§ Dataset content:
= = =

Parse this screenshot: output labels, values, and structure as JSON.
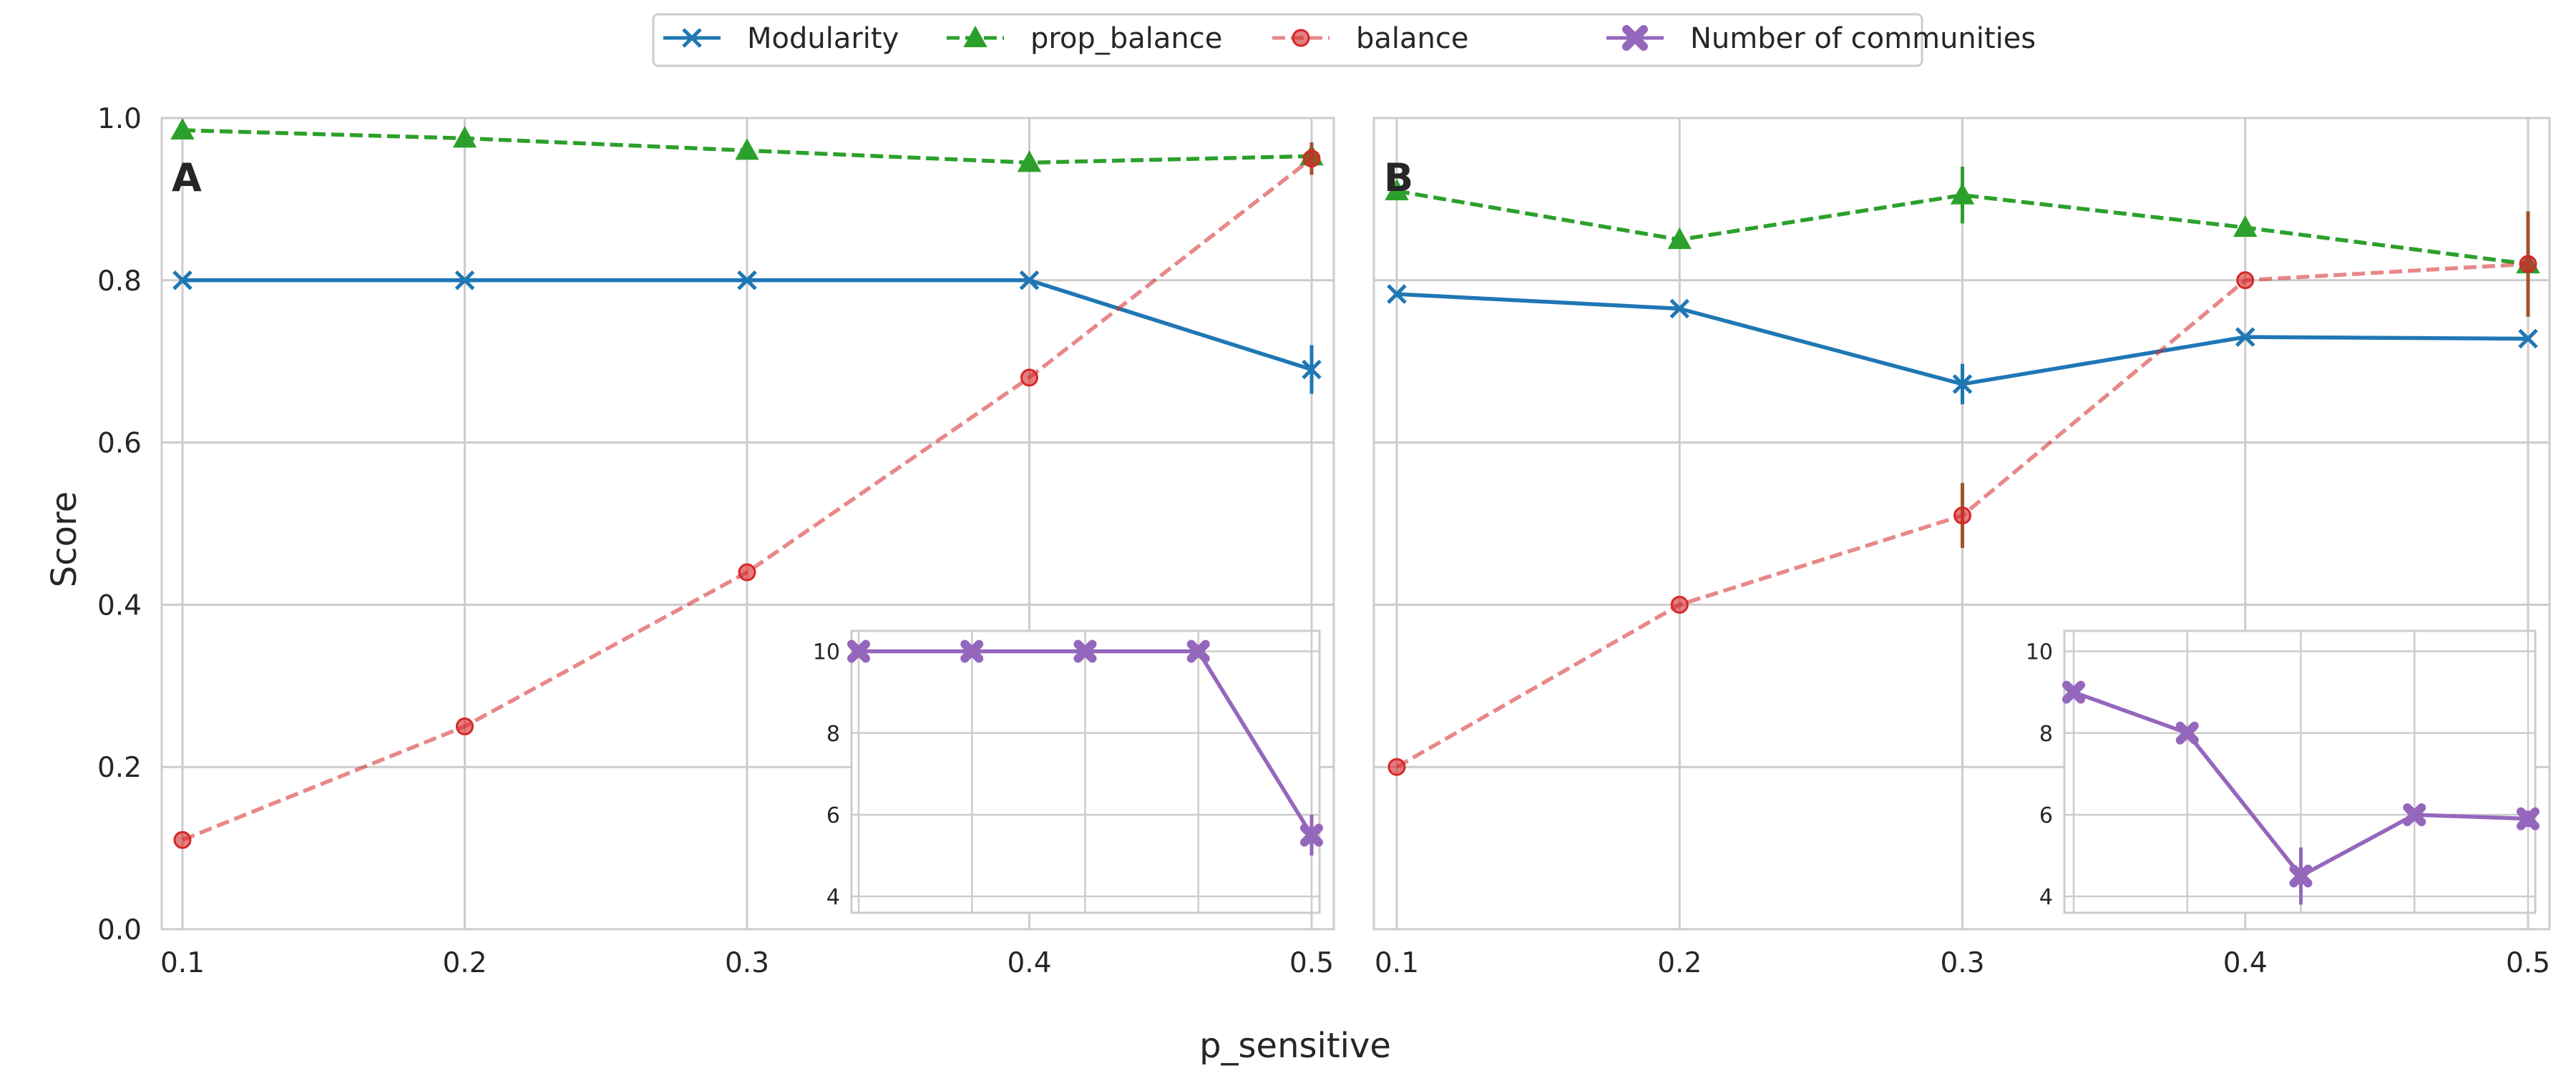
{
  "chart_data": {
    "type": "line",
    "xlabel": "p_sensitive",
    "ylabel": "Score",
    "x": [
      0.1,
      0.2,
      0.3,
      0.4,
      0.5
    ],
    "xticks": [
      "0.1",
      "0.2",
      "0.3",
      "0.4",
      "0.5"
    ],
    "ylim": [
      0,
      1
    ],
    "yticks": [
      "0.0",
      "0.2",
      "0.4",
      "0.6",
      "0.8",
      "1.0"
    ],
    "legend": {
      "placement": "top-center",
      "entries": [
        {
          "name": "Modularity",
          "color": "#1f77b4",
          "marker": "x",
          "dash": "solid"
        },
        {
          "name": "prop_balance",
          "color": "#2ca02c",
          "marker": "triangle",
          "dash": "dashed"
        },
        {
          "name": "balance",
          "color": "#d62728",
          "marker": "circle",
          "dash": "dashed"
        },
        {
          "name": "Number of communities",
          "color": "#9467bd",
          "marker": "filled-x",
          "dash": "solid"
        }
      ]
    },
    "panels": [
      {
        "label": "A",
        "series": [
          {
            "name": "Modularity",
            "values": [
              0.8,
              0.8,
              0.8,
              0.8,
              0.69
            ],
            "errors": [
              0,
              0,
              0,
              0,
              0.03
            ]
          },
          {
            "name": "prop_balance",
            "values": [
              0.985,
              0.975,
              0.96,
              0.945,
              0.953
            ],
            "errors": [
              0,
              0,
              0,
              0,
              0
            ]
          },
          {
            "name": "balance",
            "values": [
              0.11,
              0.25,
              0.44,
              0.68,
              0.95
            ],
            "errors": [
              0,
              0,
              0,
              0,
              0.02
            ]
          }
        ],
        "inset": {
          "series": "Number of communities",
          "values": [
            10,
            10,
            10,
            10,
            5.5
          ],
          "errors": [
            0,
            0,
            0,
            0,
            0.5
          ],
          "ylim": [
            3.6,
            10.5
          ],
          "yticks": [
            "4",
            "6",
            "8",
            "10"
          ]
        }
      },
      {
        "label": "B",
        "series": [
          {
            "name": "Modularity",
            "values": [
              0.783,
              0.765,
              0.672,
              0.73,
              0.728
            ],
            "errors": [
              0,
              0,
              0.025,
              0,
              0
            ]
          },
          {
            "name": "prop_balance",
            "values": [
              0.91,
              0.85,
              0.905,
              0.865,
              0.82
            ],
            "errors": [
              0,
              0,
              0.035,
              0,
              0
            ]
          },
          {
            "name": "balance",
            "values": [
              0.2,
              0.4,
              0.51,
              0.8,
              0.82
            ],
            "errors": [
              0,
              0,
              0.04,
              0,
              0.065
            ]
          }
        ],
        "inset": {
          "series": "Number of communities",
          "values": [
            9,
            8,
            4.5,
            6,
            5.9
          ],
          "errors": [
            0,
            0,
            0.7,
            0,
            0.2
          ],
          "ylim": [
            3.6,
            10.5
          ],
          "yticks": [
            "4",
            "6",
            "8",
            "10"
          ]
        }
      }
    ]
  }
}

= = =

§ Short problem:
Copy each line above that contains the word "marker".

§ Response for this exercise:
          "marker": "x",
          "marker": "triangle",
          "marker": "circle",
          "marker": "filled-x",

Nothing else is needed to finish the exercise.